→ **RAW DATA**:
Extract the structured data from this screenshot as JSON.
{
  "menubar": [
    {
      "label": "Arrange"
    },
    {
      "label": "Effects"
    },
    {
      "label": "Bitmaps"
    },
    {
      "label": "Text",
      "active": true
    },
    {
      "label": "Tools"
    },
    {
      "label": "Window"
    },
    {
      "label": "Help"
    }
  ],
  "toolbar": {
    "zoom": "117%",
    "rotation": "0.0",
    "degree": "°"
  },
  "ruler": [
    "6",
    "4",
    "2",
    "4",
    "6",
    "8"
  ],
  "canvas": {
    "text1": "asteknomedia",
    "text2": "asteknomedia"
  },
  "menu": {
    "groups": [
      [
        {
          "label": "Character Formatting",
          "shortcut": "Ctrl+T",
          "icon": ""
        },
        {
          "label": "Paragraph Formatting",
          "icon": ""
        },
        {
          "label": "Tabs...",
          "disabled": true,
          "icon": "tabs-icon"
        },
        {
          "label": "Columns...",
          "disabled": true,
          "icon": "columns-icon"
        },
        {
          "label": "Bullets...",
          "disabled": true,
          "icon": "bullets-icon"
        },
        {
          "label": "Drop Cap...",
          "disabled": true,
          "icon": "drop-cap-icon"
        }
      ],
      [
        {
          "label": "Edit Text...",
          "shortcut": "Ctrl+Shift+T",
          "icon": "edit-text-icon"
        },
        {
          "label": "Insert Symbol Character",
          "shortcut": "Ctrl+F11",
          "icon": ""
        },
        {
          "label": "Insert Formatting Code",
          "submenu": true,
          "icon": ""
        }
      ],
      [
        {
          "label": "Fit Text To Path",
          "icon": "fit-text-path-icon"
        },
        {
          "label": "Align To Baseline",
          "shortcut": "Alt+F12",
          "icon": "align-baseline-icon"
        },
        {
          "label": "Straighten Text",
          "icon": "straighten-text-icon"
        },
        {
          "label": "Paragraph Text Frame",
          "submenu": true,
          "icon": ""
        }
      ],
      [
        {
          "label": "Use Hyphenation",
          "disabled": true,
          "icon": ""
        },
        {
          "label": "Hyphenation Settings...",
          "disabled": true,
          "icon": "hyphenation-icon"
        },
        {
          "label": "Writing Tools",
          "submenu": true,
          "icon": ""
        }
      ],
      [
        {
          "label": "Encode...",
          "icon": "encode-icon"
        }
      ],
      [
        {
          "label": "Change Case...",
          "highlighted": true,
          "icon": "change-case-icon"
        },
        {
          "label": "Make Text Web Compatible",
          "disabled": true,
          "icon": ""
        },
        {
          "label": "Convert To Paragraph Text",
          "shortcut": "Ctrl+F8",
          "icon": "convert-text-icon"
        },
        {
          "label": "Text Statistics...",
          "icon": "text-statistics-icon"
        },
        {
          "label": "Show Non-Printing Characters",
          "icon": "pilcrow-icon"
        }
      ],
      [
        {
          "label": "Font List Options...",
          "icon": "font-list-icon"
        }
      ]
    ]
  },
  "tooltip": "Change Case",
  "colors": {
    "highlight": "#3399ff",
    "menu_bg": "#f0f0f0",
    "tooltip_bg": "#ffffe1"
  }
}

→ **WRITTEN REQUEST**:
From the first line to the last, retype the data exactly.

→ **FINAL ANSWER**:
Extract the structured data from this screenshot as JSON.
{
  "menubar": [
    {
      "label": "Arrange"
    },
    {
      "label": "Effects"
    },
    {
      "label": "Bitmaps"
    },
    {
      "label": "Text",
      "active": true
    },
    {
      "label": "Tools"
    },
    {
      "label": "Window"
    },
    {
      "label": "Help"
    }
  ],
  "toolbar": {
    "zoom": "117%",
    "rotation": "0.0",
    "degree": "°"
  },
  "ruler": [
    "6",
    "4",
    "2",
    "4",
    "6",
    "8"
  ],
  "canvas": {
    "text1": "asteknomedia",
    "text2": "asteknomedia"
  },
  "menu": {
    "groups": [
      [
        {
          "label": "Character Formatting",
          "shortcut": "Ctrl+T",
          "icon": ""
        },
        {
          "label": "Paragraph Formatting",
          "icon": ""
        },
        {
          "label": "Tabs...",
          "disabled": true,
          "icon": "tabs-icon"
        },
        {
          "label": "Columns...",
          "disabled": true,
          "icon": "columns-icon"
        },
        {
          "label": "Bullets...",
          "disabled": true,
          "icon": "bullets-icon"
        },
        {
          "label": "Drop Cap...",
          "disabled": true,
          "icon": "drop-cap-icon"
        }
      ],
      [
        {
          "label": "Edit Text...",
          "shortcut": "Ctrl+Shift+T",
          "icon": "edit-text-icon"
        },
        {
          "label": "Insert Symbol Character",
          "shortcut": "Ctrl+F11",
          "icon": ""
        },
        {
          "label": "Insert Formatting Code",
          "submenu": true,
          "icon": ""
        }
      ],
      [
        {
          "label": "Fit Text To Path",
          "icon": "fit-text-path-icon"
        },
        {
          "label": "Align To Baseline",
          "shortcut": "Alt+F12",
          "icon": "align-baseline-icon"
        },
        {
          "label": "Straighten Text",
          "icon": "straighten-text-icon"
        },
        {
          "label": "Paragraph Text Frame",
          "submenu": true,
          "icon": ""
        }
      ],
      [
        {
          "label": "Use Hyphenation",
          "disabled": true,
          "icon": ""
        },
        {
          "label": "Hyphenation Settings...",
          "disabled": true,
          "icon": "hyphenation-icon"
        },
        {
          "label": "Writing Tools",
          "submenu": true,
          "icon": ""
        }
      ],
      [
        {
          "label": "Encode...",
          "icon": "encode-icon"
        }
      ],
      [
        {
          "label": "Change Case...",
          "highlighted": true,
          "icon": "change-case-icon"
        },
        {
          "label": "Make Text Web Compatible",
          "disabled": true,
          "icon": ""
        },
        {
          "label": "Convert To Paragraph Text",
          "shortcut": "Ctrl+F8",
          "icon": "convert-text-icon"
        },
        {
          "label": "Text Statistics...",
          "icon": "text-statistics-icon"
        },
        {
          "label": "Show Non-Printing Characters",
          "icon": "pilcrow-icon"
        }
      ],
      [
        {
          "label": "Font List Options...",
          "icon": "font-list-icon"
        }
      ]
    ]
  },
  "tooltip": "Change Case",
  "colors": {
    "highlight": "#3399ff",
    "menu_bg": "#f0f0f0",
    "tooltip_bg": "#ffffe1"
  }
}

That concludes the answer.